#### LISTED ENTRIES
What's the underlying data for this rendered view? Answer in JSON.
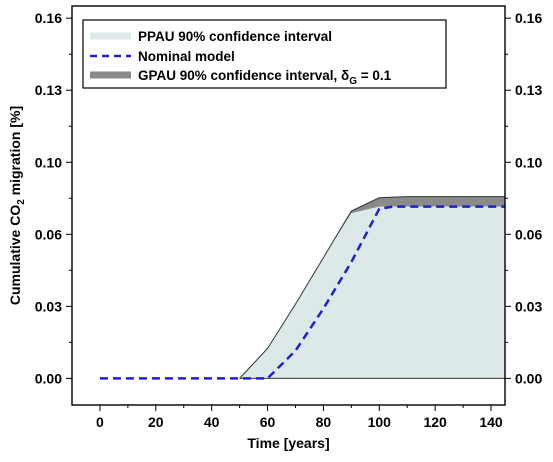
{
  "chart_data": {
    "type": "area",
    "xlabel": "Time [years]",
    "ylabel": {
      "prefix": "Cumulative CO",
      "sub": "2",
      "suffix": " migration [%]"
    },
    "xlim": [
      -10,
      145
    ],
    "ylim": [
      -0.012,
      0.168
    ],
    "xticks": [
      0,
      20,
      40,
      60,
      80,
      100,
      120,
      140
    ],
    "yticks": [
      {
        "value": 0.0,
        "label": "0.00"
      },
      {
        "value": 0.0325,
        "label": "0.03"
      },
      {
        "value": 0.065,
        "label": "0.06"
      },
      {
        "value": 0.0975,
        "label": "0.10"
      },
      {
        "value": 0.13,
        "label": "0.13"
      },
      {
        "value": 0.1625,
        "label": "0.16"
      }
    ],
    "grid": false,
    "legend_position": "top-left",
    "series": [
      {
        "name": "GPAU 90% confidence interval, δG = 0.1",
        "legend": {
          "main": "GPAU 90% confidence interval, δ",
          "sub": "G",
          "tail": " = 0.1"
        },
        "kind": "band",
        "color": "#8a8a8a",
        "upper": {
          "x": [
            50,
            60,
            70,
            80,
            90,
            100,
            110,
            120,
            130,
            145
          ],
          "y": [
            0.0,
            0.0135,
            0.0335,
            0.0545,
            0.0755,
            0.0815,
            0.082,
            0.082,
            0.082,
            0.082
          ]
        },
        "lower": {
          "x": [
            50,
            60,
            70,
            80,
            90,
            100,
            110,
            120,
            130,
            145
          ],
          "y": [
            0.0,
            0.0135,
            0.0335,
            0.0545,
            0.0745,
            0.0775,
            0.0775,
            0.0775,
            0.0775,
            0.0775
          ]
        }
      },
      {
        "name": "PPAU 90% confidence interval",
        "kind": "band",
        "color": "#dde9e8",
        "upper": {
          "x": [
            50,
            60,
            70,
            80,
            90,
            100,
            110,
            120,
            130,
            145
          ],
          "y": [
            0.0,
            0.0135,
            0.0335,
            0.0545,
            0.0745,
            0.0775,
            0.0775,
            0.0775,
            0.0775,
            0.0775
          ]
        },
        "lower": {
          "x": [
            50,
            145
          ],
          "y": [
            0.0,
            0.0
          ]
        }
      },
      {
        "name": "Nominal model",
        "kind": "line",
        "color": "#1f1fd6",
        "dash": true,
        "x": [
          0,
          60,
          70,
          80,
          90,
          100,
          105,
          110,
          120,
          130,
          140,
          145
        ],
        "y": [
          0.0,
          0.0,
          0.0125,
          0.0315,
          0.0525,
          0.0765,
          0.0775,
          0.0775,
          0.0775,
          0.0775,
          0.0775,
          0.0775
        ]
      }
    ]
  }
}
########
**WHAT YOU ARE ASKED TO DO**
Copy each line of the records precisely and drop any images they hold.

**SOLUTION FOR THIS EXERCISE**
What's the underlying data for this rendered view? Answer in JSON.
{
  "chart_data": {
    "type": "area",
    "xlabel": "Time [years]",
    "ylabel": {
      "prefix": "Cumulative CO",
      "sub": "2",
      "suffix": " migration [%]"
    },
    "xlim": [
      -10,
      145
    ],
    "ylim": [
      -0.012,
      0.168
    ],
    "xticks": [
      0,
      20,
      40,
      60,
      80,
      100,
      120,
      140
    ],
    "yticks": [
      {
        "value": 0.0,
        "label": "0.00"
      },
      {
        "value": 0.0325,
        "label": "0.03"
      },
      {
        "value": 0.065,
        "label": "0.06"
      },
      {
        "value": 0.0975,
        "label": "0.10"
      },
      {
        "value": 0.13,
        "label": "0.13"
      },
      {
        "value": 0.1625,
        "label": "0.16"
      }
    ],
    "grid": false,
    "legend_position": "top-left",
    "series": [
      {
        "name": "GPAU 90% confidence interval, δG = 0.1",
        "legend": {
          "main": "GPAU 90% confidence interval, δ",
          "sub": "G",
          "tail": " = 0.1"
        },
        "kind": "band",
        "color": "#8a8a8a",
        "upper": {
          "x": [
            50,
            60,
            70,
            80,
            90,
            100,
            110,
            120,
            130,
            145
          ],
          "y": [
            0.0,
            0.0135,
            0.0335,
            0.0545,
            0.0755,
            0.0815,
            0.082,
            0.082,
            0.082,
            0.082
          ]
        },
        "lower": {
          "x": [
            50,
            60,
            70,
            80,
            90,
            100,
            110,
            120,
            130,
            145
          ],
          "y": [
            0.0,
            0.0135,
            0.0335,
            0.0545,
            0.0745,
            0.0775,
            0.0775,
            0.0775,
            0.0775,
            0.0775
          ]
        }
      },
      {
        "name": "PPAU 90% confidence interval",
        "kind": "band",
        "color": "#dde9e8",
        "upper": {
          "x": [
            50,
            60,
            70,
            80,
            90,
            100,
            110,
            120,
            130,
            145
          ],
          "y": [
            0.0,
            0.0135,
            0.0335,
            0.0545,
            0.0745,
            0.0775,
            0.0775,
            0.0775,
            0.0775,
            0.0775
          ]
        },
        "lower": {
          "x": [
            50,
            145
          ],
          "y": [
            0.0,
            0.0
          ]
        }
      },
      {
        "name": "Nominal model",
        "kind": "line",
        "color": "#1f1fd6",
        "dash": true,
        "x": [
          0,
          60,
          70,
          80,
          90,
          100,
          105,
          110,
          120,
          130,
          140,
          145
        ],
        "y": [
          0.0,
          0.0,
          0.0125,
          0.0315,
          0.0525,
          0.0765,
          0.0775,
          0.0775,
          0.0775,
          0.0775,
          0.0775,
          0.0775
        ]
      }
    ]
  }
}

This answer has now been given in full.